• [Excerpted data]
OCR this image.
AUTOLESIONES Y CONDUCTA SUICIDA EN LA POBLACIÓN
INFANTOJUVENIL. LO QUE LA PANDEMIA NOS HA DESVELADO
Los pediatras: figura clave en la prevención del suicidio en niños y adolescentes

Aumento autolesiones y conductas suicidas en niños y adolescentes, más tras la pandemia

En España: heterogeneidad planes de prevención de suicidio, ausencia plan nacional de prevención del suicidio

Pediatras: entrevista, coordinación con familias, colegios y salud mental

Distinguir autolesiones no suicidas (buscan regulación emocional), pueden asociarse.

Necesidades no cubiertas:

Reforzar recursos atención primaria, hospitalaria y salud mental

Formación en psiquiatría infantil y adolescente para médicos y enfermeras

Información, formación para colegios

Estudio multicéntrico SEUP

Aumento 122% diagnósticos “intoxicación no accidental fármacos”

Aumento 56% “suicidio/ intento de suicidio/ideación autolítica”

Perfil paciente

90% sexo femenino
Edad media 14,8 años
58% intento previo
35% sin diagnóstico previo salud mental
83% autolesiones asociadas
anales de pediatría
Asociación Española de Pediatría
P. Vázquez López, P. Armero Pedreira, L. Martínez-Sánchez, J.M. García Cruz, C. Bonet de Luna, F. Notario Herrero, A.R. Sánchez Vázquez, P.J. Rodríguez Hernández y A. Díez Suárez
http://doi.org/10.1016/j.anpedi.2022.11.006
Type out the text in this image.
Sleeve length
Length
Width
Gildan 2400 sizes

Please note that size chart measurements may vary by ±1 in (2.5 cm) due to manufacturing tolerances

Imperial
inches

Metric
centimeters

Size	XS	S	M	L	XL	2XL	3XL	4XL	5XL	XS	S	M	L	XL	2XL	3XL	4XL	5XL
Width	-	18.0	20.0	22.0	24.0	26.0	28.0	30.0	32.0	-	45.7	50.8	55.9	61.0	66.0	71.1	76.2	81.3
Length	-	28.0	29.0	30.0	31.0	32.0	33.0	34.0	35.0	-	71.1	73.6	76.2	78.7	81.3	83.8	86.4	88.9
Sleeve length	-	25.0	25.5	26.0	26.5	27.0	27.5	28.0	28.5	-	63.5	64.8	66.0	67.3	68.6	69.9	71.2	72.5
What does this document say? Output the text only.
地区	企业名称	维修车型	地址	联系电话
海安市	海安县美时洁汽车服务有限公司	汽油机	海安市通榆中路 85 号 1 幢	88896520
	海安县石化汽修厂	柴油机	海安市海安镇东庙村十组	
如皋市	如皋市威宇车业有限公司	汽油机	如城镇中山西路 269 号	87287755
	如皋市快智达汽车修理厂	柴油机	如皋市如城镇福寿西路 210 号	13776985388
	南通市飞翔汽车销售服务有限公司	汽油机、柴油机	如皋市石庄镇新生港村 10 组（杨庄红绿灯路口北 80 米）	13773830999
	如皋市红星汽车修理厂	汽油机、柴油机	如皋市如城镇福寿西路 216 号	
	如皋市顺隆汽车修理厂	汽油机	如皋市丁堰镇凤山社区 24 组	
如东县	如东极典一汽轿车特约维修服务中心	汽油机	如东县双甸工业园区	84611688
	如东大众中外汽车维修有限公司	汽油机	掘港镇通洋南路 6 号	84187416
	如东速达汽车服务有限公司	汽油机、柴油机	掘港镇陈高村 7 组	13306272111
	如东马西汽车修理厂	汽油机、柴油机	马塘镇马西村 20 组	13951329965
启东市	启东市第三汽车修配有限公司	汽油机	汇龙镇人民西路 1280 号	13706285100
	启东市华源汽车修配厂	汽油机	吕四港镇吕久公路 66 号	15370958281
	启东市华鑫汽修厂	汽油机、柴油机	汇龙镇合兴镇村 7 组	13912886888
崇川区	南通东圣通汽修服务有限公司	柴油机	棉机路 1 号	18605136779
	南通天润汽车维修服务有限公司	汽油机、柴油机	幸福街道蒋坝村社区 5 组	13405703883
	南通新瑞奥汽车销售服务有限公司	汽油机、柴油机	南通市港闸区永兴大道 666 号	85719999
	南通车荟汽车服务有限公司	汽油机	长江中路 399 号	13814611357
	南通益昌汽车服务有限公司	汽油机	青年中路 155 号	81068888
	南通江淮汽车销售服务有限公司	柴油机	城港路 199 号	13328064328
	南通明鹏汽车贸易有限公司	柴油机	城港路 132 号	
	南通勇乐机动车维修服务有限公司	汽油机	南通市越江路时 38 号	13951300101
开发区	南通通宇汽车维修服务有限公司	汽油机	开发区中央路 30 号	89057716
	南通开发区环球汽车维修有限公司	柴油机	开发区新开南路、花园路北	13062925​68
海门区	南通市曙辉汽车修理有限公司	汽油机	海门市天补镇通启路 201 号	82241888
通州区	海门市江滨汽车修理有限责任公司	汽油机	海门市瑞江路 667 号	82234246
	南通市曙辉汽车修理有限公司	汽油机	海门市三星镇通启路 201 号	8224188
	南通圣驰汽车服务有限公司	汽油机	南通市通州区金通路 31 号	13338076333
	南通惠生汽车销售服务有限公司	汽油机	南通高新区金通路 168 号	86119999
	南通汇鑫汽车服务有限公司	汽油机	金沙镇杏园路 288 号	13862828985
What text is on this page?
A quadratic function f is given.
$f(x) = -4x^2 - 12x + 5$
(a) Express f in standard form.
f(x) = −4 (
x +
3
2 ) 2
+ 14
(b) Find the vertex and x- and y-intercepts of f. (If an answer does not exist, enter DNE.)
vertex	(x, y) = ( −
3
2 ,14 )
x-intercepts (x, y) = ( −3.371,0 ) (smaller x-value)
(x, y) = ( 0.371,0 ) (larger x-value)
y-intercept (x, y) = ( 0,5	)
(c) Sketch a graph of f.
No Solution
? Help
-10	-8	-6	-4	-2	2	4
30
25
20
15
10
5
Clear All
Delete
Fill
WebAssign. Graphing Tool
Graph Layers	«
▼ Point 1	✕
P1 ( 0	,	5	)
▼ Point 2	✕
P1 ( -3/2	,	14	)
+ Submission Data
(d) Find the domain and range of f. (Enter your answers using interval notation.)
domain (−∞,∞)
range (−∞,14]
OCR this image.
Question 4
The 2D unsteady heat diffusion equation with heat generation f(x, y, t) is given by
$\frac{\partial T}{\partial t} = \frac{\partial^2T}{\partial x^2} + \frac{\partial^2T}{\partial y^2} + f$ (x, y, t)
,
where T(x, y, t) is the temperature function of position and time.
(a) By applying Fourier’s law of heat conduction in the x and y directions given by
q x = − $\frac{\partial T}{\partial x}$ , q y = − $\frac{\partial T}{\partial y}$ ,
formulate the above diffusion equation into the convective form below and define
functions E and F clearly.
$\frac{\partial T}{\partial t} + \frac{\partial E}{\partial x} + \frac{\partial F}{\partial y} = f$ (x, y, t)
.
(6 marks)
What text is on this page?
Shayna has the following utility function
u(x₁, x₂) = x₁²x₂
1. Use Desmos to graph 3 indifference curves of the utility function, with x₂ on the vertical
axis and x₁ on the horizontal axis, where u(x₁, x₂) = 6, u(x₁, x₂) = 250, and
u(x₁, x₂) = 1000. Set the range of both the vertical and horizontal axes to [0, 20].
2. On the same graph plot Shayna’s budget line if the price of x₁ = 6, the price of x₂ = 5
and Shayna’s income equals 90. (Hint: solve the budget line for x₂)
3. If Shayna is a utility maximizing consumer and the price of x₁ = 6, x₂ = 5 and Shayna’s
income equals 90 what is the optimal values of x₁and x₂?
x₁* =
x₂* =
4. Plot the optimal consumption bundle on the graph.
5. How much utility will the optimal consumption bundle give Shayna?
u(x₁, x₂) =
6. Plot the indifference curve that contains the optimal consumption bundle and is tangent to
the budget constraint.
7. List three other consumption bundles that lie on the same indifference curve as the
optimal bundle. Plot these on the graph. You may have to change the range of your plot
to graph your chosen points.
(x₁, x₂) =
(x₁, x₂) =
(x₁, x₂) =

• [Problem to work on] Show the lines of the data that hold the word "optimal".

• [Full solution]
income equals 90 what is the optimal values of x₁and x₂?
4. Plot the optimal consumption bundle on the graph.
5. How much utility will the optimal consumption bundle give Shayna?
6. Plot the indifference curve that contains the optimal consumption bundle and is tangent to
optimal bundle. Plot these on the graph. You may have to change the range of your plot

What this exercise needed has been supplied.